[Dataset items]
═══

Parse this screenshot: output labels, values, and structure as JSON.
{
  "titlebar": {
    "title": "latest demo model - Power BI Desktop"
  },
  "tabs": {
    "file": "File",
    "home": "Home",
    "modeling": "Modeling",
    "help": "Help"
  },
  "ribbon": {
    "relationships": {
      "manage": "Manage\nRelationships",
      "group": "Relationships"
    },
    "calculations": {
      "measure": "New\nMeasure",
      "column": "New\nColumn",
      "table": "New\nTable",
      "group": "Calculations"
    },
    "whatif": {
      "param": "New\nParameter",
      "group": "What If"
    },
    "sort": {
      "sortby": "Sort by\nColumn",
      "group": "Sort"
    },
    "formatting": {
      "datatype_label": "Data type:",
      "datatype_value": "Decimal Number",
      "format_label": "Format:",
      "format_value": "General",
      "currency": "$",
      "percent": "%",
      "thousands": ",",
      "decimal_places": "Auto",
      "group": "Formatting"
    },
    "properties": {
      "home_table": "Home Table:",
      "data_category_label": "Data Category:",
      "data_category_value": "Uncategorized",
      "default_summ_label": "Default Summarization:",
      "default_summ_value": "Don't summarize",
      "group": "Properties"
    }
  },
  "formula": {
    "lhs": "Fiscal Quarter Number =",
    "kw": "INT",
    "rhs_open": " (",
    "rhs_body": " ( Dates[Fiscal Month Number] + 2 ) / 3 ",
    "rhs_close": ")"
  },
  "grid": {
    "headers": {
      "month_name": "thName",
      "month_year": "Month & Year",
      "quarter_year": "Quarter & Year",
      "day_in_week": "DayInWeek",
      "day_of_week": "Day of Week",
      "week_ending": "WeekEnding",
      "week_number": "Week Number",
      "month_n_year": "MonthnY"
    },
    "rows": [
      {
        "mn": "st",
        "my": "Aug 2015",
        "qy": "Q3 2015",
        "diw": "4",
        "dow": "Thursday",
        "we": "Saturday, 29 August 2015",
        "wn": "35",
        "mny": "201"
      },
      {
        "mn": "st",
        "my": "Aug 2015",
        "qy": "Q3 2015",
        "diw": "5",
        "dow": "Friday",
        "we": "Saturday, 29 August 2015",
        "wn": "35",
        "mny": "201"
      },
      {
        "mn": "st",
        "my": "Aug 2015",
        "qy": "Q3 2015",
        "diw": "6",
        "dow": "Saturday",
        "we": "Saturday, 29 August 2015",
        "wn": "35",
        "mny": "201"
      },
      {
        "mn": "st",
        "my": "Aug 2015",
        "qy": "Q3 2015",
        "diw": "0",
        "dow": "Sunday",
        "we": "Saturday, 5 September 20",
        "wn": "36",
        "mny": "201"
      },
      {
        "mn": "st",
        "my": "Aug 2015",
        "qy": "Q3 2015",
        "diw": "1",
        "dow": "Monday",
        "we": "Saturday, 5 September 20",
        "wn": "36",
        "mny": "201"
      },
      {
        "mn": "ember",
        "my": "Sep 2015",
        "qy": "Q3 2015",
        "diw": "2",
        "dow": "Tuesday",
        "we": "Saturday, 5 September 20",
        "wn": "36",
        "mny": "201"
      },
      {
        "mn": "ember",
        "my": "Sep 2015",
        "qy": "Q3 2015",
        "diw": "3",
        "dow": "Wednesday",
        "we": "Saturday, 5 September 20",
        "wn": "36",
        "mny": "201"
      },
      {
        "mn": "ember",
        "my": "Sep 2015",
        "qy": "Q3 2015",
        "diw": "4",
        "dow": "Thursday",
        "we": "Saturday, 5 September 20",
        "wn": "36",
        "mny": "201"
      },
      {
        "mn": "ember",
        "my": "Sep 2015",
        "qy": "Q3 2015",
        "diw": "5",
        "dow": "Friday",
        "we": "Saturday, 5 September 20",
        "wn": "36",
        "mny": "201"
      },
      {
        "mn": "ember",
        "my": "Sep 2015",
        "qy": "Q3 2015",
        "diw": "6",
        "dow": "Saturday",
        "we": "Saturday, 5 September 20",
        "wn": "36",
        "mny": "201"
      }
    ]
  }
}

═══

■ GOAL OF THE EXERCISE ■
Go through the material and select each line with the string "Fiscal" in it.

■ ANSWER ■
    "lhs": "Fiscal Quarter Number =",
    "rhs_body": " ( Dates[Fiscal Month Number] + 2 ) / 3 ",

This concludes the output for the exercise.